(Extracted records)
****************************************

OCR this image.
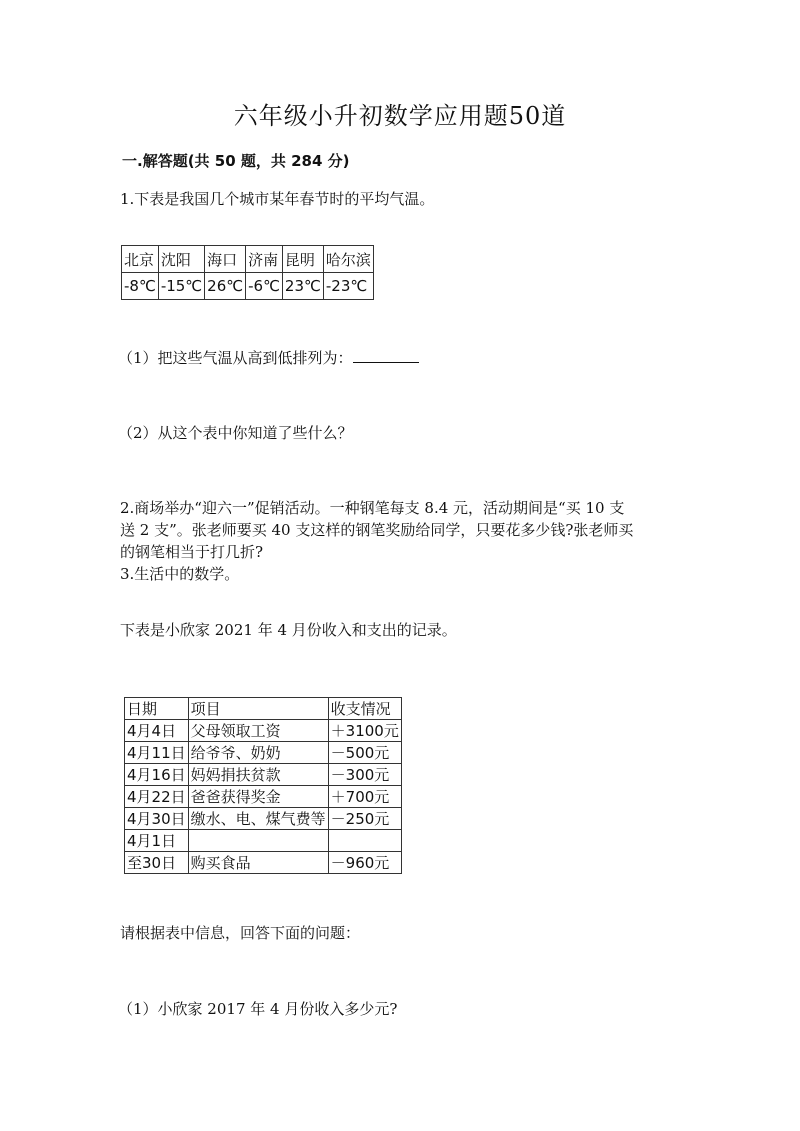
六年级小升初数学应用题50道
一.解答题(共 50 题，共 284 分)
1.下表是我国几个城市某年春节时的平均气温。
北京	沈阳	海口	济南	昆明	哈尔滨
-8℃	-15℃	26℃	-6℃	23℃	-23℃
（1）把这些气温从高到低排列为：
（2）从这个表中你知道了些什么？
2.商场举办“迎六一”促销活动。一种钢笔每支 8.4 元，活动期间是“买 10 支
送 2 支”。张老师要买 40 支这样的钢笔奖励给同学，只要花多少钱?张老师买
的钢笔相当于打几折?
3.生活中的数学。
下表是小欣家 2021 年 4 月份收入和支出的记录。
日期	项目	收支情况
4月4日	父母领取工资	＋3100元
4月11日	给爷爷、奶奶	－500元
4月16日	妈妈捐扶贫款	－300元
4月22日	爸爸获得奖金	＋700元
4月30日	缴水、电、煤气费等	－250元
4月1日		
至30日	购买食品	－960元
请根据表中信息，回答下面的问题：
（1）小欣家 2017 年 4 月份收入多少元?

****************************************

● What to do:
Omit pictures; set down the rest of the material word for word.

● Expected answer:
OCR this image.
六年级小升初数学应用题50道
一.解答题(共 50 题，共 284 分)
1.下表是我国几个城市某年春节时的平均气温。
北京	沈阳	海口	济南	昆明	哈尔滨
-8℃	-15℃	26℃	-6℃	23℃	-23℃
（1）把这些气温从高到低排列为：
（2）从这个表中你知道了些什么？
2.商场举办“迎六一”促销活动。一种钢笔每支 8.4 元，活动期间是“买 10 支
送 2 支”。张老师要买 40 支这样的钢笔奖励给同学，只要花多少钱?张老师买
的钢笔相当于打几折?
3.生活中的数学。
下表是小欣家 2021 年 4 月份收入和支出的记录。
日期	项目	收支情况
4月4日	父母领取工资	＋3100元
4月11日	给爷爷、奶奶	－500元
4月16日	妈妈捐扶贫款	－300元
4月22日	爸爸获得奖金	＋700元
4月30日	缴水、电、煤气费等	－250元
4月1日		
至30日	购买食品	－960元
请根据表中信息，回答下面的问题：
（1）小欣家 2017 年 4 月份收入多少元?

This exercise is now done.